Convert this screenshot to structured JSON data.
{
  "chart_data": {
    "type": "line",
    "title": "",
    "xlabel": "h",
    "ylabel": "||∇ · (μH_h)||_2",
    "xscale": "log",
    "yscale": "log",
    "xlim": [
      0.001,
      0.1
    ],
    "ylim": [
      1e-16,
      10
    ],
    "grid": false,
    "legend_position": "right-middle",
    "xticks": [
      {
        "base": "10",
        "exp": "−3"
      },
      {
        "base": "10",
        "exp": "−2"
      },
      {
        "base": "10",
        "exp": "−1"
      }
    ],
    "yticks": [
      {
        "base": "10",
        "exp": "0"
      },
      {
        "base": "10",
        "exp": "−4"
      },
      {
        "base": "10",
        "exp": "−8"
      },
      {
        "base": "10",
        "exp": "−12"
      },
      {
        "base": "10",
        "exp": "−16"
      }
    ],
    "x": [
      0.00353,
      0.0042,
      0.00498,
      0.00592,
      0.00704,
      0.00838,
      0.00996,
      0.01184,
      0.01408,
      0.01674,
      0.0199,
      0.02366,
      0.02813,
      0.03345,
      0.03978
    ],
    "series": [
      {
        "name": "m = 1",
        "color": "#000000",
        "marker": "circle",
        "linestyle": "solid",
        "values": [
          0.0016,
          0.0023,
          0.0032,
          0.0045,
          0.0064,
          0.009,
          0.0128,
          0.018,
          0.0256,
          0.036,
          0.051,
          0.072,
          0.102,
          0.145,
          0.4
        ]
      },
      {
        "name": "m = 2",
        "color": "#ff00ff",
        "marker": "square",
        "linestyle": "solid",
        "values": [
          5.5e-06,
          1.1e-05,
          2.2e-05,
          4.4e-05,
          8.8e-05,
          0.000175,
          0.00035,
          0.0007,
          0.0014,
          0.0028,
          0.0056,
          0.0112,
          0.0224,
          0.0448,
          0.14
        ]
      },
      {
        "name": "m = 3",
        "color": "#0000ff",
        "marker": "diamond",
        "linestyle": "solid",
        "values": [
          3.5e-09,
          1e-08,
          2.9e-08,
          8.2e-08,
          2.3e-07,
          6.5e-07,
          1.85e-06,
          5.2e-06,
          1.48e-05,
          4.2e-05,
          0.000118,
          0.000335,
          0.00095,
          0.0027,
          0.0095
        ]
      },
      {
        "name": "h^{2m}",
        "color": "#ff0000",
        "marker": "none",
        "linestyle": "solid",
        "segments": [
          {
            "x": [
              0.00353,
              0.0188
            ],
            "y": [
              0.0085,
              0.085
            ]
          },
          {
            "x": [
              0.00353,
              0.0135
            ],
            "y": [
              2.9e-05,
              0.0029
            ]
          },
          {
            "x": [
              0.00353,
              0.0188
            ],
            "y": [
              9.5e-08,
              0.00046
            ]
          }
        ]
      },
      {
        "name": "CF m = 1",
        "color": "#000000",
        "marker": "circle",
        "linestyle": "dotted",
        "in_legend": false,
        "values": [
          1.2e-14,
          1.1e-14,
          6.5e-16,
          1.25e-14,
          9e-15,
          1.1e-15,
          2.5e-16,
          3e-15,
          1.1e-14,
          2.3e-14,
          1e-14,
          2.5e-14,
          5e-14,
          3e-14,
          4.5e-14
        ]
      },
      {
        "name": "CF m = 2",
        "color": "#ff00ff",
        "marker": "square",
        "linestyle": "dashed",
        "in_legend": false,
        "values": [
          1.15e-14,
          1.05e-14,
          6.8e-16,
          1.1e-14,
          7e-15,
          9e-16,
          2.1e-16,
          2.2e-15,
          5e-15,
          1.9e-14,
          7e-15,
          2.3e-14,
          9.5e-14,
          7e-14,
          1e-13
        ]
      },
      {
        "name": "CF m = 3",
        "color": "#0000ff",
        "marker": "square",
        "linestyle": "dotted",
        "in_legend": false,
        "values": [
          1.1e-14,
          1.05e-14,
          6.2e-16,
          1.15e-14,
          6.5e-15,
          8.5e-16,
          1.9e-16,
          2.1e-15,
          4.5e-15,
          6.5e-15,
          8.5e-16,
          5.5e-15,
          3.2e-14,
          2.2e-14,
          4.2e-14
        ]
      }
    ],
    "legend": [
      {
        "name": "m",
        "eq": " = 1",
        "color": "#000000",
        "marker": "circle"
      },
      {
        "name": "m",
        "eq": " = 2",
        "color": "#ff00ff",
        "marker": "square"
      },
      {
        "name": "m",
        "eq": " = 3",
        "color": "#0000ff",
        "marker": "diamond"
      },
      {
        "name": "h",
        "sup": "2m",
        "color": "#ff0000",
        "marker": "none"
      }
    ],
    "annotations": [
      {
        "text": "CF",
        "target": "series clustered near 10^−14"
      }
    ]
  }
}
══════════════════════════════
▸ TASK STATEMENT: Repeat the data in its entirety, character for character.

▸ EXPECTED ANSWER:
Convert this screenshot to structured JSON data.
{
  "chart_data": {
    "type": "line",
    "title": "",
    "xlabel": "h",
    "ylabel": "||∇ · (μH_h)||_2",
    "xscale": "log",
    "yscale": "log",
    "xlim": [
      0.001,
      0.1
    ],
    "ylim": [
      1e-16,
      10
    ],
    "grid": false,
    "legend_position": "right-middle",
    "xticks": [
      {
        "base": "10",
        "exp": "−3"
      },
      {
        "base": "10",
        "exp": "−2"
      },
      {
        "base": "10",
        "exp": "−1"
      }
    ],
    "yticks": [
      {
        "base": "10",
        "exp": "0"
      },
      {
        "base": "10",
        "exp": "−4"
      },
      {
        "base": "10",
        "exp": "−8"
      },
      {
        "base": "10",
        "exp": "−12"
      },
      {
        "base": "10",
        "exp": "−16"
      }
    ],
    "x": [
      0.00353,
      0.0042,
      0.00498,
      0.00592,
      0.00704,
      0.00838,
      0.00996,
      0.01184,
      0.01408,
      0.01674,
      0.0199,
      0.02366,
      0.02813,
      0.03345,
      0.03978
    ],
    "series": [
      {
        "name": "m = 1",
        "color": "#000000",
        "marker": "circle",
        "linestyle": "solid",
        "values": [
          0.0016,
          0.0023,
          0.0032,
          0.0045,
          0.0064,
          0.009,
          0.0128,
          0.018,
          0.0256,
          0.036,
          0.051,
          0.072,
          0.102,
          0.145,
          0.4
        ]
      },
      {
        "name": "m = 2",
        "color": "#ff00ff",
        "marker": "square",
        "linestyle": "solid",
        "values": [
          5.5e-06,
          1.1e-05,
          2.2e-05,
          4.4e-05,
          8.8e-05,
          0.000175,
          0.00035,
          0.0007,
          0.0014,
          0.0028,
          0.0056,
          0.0112,
          0.0224,
          0.0448,
          0.14
        ]
      },
      {
        "name": "m = 3",
        "color": "#0000ff",
        "marker": "diamond",
        "linestyle": "solid",
        "values": [
          3.5e-09,
          1e-08,
          2.9e-08,
          8.2e-08,
          2.3e-07,
          6.5e-07,
          1.85e-06,
          5.2e-06,
          1.48e-05,
          4.2e-05,
          0.000118,
          0.000335,
          0.00095,
          0.0027,
          0.0095
        ]
      },
      {
        "name": "h^{2m}",
        "color": "#ff0000",
        "marker": "none",
        "linestyle": "solid",
        "segments": [
          {
            "x": [
              0.00353,
              0.0188
            ],
            "y": [
              0.0085,
              0.085
            ]
          },
          {
            "x": [
              0.00353,
              0.0135
            ],
            "y": [
              2.9e-05,
              0.0029
            ]
          },
          {
            "x": [
              0.00353,
              0.0188
            ],
            "y": [
              9.5e-08,
              0.00046
            ]
          }
        ]
      },
      {
        "name": "CF m = 1",
        "color": "#000000",
        "marker": "circle",
        "linestyle": "dotted",
        "in_legend": false,
        "values": [
          1.2e-14,
          1.1e-14,
          6.5e-16,
          1.25e-14,
          9e-15,
          1.1e-15,
          2.5e-16,
          3e-15,
          1.1e-14,
          2.3e-14,
          1e-14,
          2.5e-14,
          5e-14,
          3e-14,
          4.5e-14
        ]
      },
      {
        "name": "CF m = 2",
        "color": "#ff00ff",
        "marker": "square",
        "linestyle": "dashed",
        "in_legend": false,
        "values": [
          1.15e-14,
          1.05e-14,
          6.8e-16,
          1.1e-14,
          7e-15,
          9e-16,
          2.1e-16,
          2.2e-15,
          5e-15,
          1.9e-14,
          7e-15,
          2.3e-14,
          9.5e-14,
          7e-14,
          1e-13
        ]
      },
      {
        "name": "CF m = 3",
        "color": "#0000ff",
        "marker": "square",
        "linestyle": "dotted",
        "in_legend": false,
        "values": [
          1.1e-14,
          1.05e-14,
          6.2e-16,
          1.15e-14,
          6.5e-15,
          8.5e-16,
          1.9e-16,
          2.1e-15,
          4.5e-15,
          6.5e-15,
          8.5e-16,
          5.5e-15,
          3.2e-14,
          2.2e-14,
          4.2e-14
        ]
      }
    ],
    "legend": [
      {
        "name": "m",
        "eq": " = 1",
        "color": "#000000",
        "marker": "circle"
      },
      {
        "name": "m",
        "eq": " = 2",
        "color": "#ff00ff",
        "marker": "square"
      },
      {
        "name": "m",
        "eq": " = 3",
        "color": "#0000ff",
        "marker": "diamond"
      },
      {
        "name": "h",
        "sup": "2m",
        "color": "#ff0000",
        "marker": "none"
      }
    ],
    "annotations": [
      {
        "text": "CF",
        "target": "series clustered near 10^−14"
      }
    ]
  }
}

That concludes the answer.